## Exercise
Every entry should be repeated exactly. Omit the pictures.
BEGIN Information given
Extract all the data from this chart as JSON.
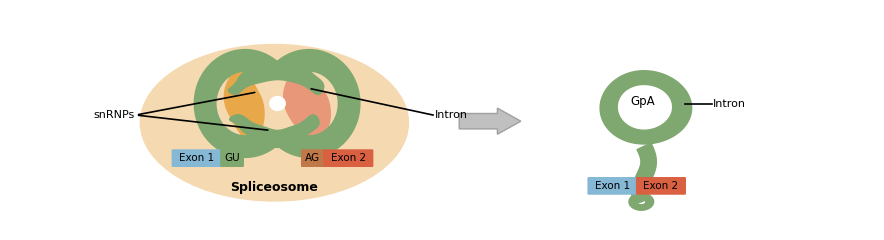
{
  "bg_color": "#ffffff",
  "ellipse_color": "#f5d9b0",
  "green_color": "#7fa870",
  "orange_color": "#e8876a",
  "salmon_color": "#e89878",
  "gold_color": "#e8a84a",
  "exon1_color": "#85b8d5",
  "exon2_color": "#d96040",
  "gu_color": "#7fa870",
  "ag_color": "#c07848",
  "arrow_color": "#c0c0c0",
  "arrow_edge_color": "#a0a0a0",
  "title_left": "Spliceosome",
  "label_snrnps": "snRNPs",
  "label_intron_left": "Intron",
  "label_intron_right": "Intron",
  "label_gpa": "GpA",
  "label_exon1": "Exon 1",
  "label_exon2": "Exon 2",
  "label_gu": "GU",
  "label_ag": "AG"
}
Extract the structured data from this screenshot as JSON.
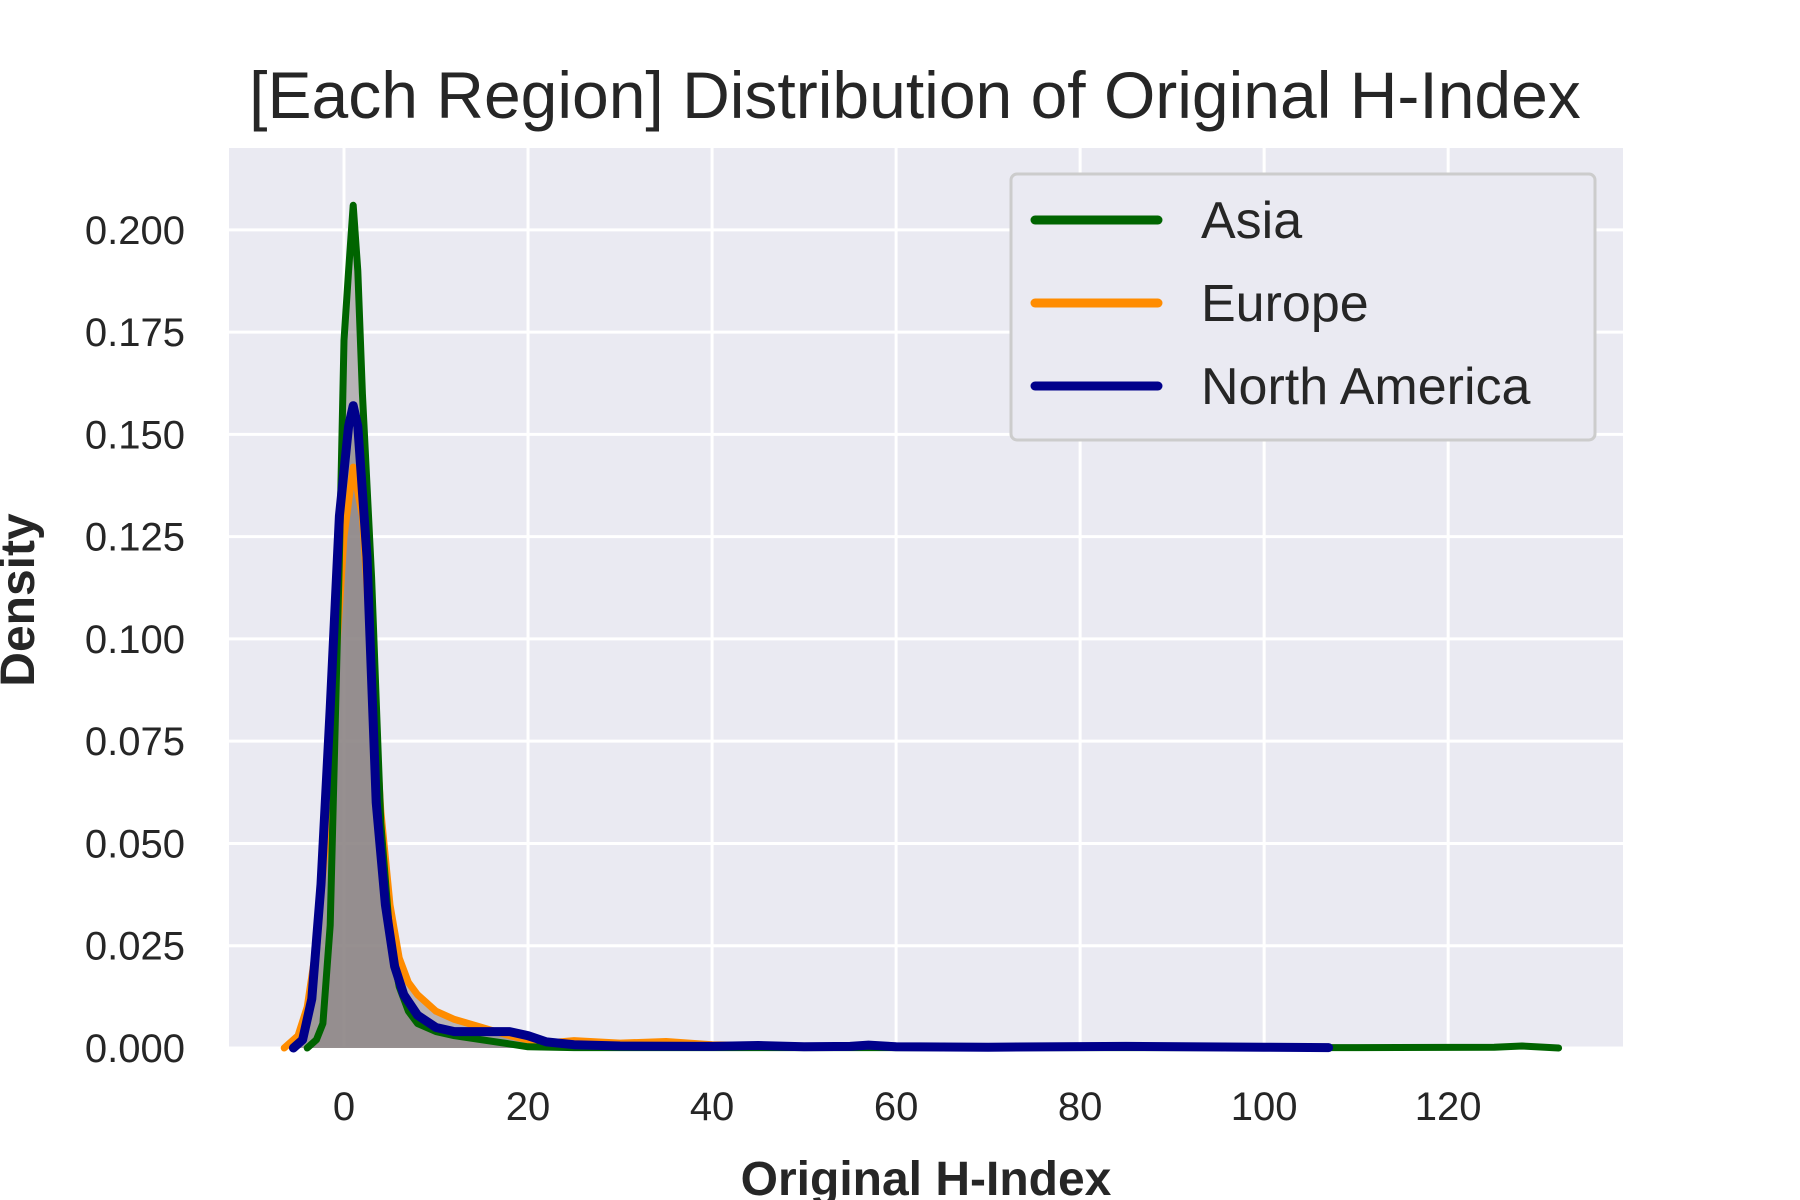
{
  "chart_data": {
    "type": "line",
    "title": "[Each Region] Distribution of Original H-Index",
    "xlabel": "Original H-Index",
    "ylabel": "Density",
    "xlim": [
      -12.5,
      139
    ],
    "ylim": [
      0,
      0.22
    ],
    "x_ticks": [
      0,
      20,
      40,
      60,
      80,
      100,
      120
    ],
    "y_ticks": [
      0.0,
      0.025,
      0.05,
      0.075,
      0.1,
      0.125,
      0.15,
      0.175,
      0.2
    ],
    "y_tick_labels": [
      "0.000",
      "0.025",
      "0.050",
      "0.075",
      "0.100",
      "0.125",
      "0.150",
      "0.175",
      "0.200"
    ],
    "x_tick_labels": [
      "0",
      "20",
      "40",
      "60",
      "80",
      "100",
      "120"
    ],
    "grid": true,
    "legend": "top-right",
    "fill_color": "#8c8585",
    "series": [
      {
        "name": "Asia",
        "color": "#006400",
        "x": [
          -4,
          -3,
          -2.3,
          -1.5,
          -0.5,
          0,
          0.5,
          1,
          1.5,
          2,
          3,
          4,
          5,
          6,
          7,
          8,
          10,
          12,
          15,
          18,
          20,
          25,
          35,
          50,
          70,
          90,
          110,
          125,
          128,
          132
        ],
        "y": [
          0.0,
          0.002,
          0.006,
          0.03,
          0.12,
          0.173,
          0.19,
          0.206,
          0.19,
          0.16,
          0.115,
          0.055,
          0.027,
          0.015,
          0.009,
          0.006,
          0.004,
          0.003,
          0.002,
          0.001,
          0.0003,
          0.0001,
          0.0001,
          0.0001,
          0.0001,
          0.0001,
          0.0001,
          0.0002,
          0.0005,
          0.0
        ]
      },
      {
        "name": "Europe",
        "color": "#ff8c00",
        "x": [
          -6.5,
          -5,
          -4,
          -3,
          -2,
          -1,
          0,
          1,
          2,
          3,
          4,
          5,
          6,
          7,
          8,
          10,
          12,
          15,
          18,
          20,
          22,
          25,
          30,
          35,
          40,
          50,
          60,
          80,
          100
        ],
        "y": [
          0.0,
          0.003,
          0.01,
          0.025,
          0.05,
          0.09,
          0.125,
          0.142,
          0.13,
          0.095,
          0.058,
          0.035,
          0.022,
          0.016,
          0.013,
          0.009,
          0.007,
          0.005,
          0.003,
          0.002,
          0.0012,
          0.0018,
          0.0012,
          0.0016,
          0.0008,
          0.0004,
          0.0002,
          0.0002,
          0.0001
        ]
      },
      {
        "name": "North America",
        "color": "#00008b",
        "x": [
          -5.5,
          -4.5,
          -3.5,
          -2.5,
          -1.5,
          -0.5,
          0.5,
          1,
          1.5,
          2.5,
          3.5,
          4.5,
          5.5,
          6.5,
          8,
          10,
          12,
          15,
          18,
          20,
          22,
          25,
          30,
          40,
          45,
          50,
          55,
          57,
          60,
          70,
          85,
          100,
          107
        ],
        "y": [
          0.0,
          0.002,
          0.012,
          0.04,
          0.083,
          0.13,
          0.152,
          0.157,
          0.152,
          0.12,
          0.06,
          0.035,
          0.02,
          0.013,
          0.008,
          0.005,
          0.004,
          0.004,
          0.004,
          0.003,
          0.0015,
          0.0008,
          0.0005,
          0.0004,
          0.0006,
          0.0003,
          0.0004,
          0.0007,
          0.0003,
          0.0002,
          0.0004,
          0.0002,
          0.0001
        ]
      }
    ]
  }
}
END Information given
## Written answer
Extract all the data from this chart as JSON.
{
  "bg_color": "#ffffff",
  "ellipse_color": "#f5d9b0",
  "green_color": "#7fa870",
  "orange_color": "#e8876a",
  "salmon_color": "#e89878",
  "gold_color": "#e8a84a",
  "exon1_color": "#85b8d5",
  "exon2_color": "#d96040",
  "gu_color": "#7fa870",
  "ag_color": "#c07848",
  "arrow_color": "#c0c0c0",
  "arrow_edge_color": "#a0a0a0",
  "title_left": "Spliceosome",
  "label_snrnps": "snRNPs",
  "label_intron_left": "Intron",
  "label_intron_right": "Intron",
  "label_gpa": "GpA",
  "label_exon1": "Exon 1",
  "label_exon2": "Exon 2",
  "label_gu": "GU",
  "label_ag": "AG"
}
Extract the structured data from this screenshot as JSON.
{
  "chart_data": {
    "type": "line",
    "title": "[Each Region] Distribution of Original H-Index",
    "xlabel": "Original H-Index",
    "ylabel": "Density",
    "xlim": [
      -12.5,
      139
    ],
    "ylim": [
      0,
      0.22
    ],
    "x_ticks": [
      0,
      20,
      40,
      60,
      80,
      100,
      120
    ],
    "y_ticks": [
      0.0,
      0.025,
      0.05,
      0.075,
      0.1,
      0.125,
      0.15,
      0.175,
      0.2
    ],
    "y_tick_labels": [
      "0.000",
      "0.025",
      "0.050",
      "0.075",
      "0.100",
      "0.125",
      "0.150",
      "0.175",
      "0.200"
    ],
    "x_tick_labels": [
      "0",
      "20",
      "40",
      "60",
      "80",
      "100",
      "120"
    ],
    "grid": true,
    "legend": "top-right",
    "fill_color": "#8c8585",
    "series": [
      {
        "name": "Asia",
        "color": "#006400",
        "x": [
          -4,
          -3,
          -2.3,
          -1.5,
          -0.5,
          0,
          0.5,
          1,
          1.5,
          2,
          3,
          4,
          5,
          6,
          7,
          8,
          10,
          12,
          15,
          18,
          20,
          25,
          35,
          50,
          70,
          90,
          110,
          125,
          128,
          132
        ],
        "y": [
          0.0,
          0.002,
          0.006,
          0.03,
          0.12,
          0.173,
          0.19,
          0.206,
          0.19,
          0.16,
          0.115,
          0.055,
          0.027,
          0.015,
          0.009,
          0.006,
          0.004,
          0.003,
          0.002,
          0.001,
          0.0003,
          0.0001,
          0.0001,
          0.0001,
          0.0001,
          0.0001,
          0.0001,
          0.0002,
          0.0005,
          0.0
        ]
      },
      {
        "name": "Europe",
        "color": "#ff8c00",
        "x": [
          -6.5,
          -5,
          -4,
          -3,
          -2,
          -1,
          0,
          1,
          2,
          3,
          4,
          5,
          6,
          7,
          8,
          10,
          12,
          15,
          18,
          20,
          22,
          25,
          30,
          35,
          40,
          50,
          60,
          80,
          100
        ],
        "y": [
          0.0,
          0.003,
          0.01,
          0.025,
          0.05,
          0.09,
          0.125,
          0.142,
          0.13,
          0.095,
          0.058,
          0.035,
          0.022,
          0.016,
          0.013,
          0.009,
          0.007,
          0.005,
          0.003,
          0.002,
          0.0012,
          0.0018,
          0.0012,
          0.0016,
          0.0008,
          0.0004,
          0.0002,
          0.0002,
          0.0001
        ]
      },
      {
        "name": "North America",
        "color": "#00008b",
        "x": [
          -5.5,
          -4.5,
          -3.5,
          -2.5,
          -1.5,
          -0.5,
          0.5,
          1,
          1.5,
          2.5,
          3.5,
          4.5,
          5.5,
          6.5,
          8,
          10,
          12,
          15,
          18,
          20,
          22,
          25,
          30,
          40,
          45,
          50,
          55,
          57,
          60,
          70,
          85,
          100,
          107
        ],
        "y": [
          0.0,
          0.002,
          0.012,
          0.04,
          0.083,
          0.13,
          0.152,
          0.157,
          0.152,
          0.12,
          0.06,
          0.035,
          0.02,
          0.013,
          0.008,
          0.005,
          0.004,
          0.004,
          0.004,
          0.003,
          0.0015,
          0.0008,
          0.0005,
          0.0004,
          0.0006,
          0.0003,
          0.0004,
          0.0007,
          0.0003,
          0.0002,
          0.0004,
          0.0002,
          0.0001
        ]
      }
    ]
  }
}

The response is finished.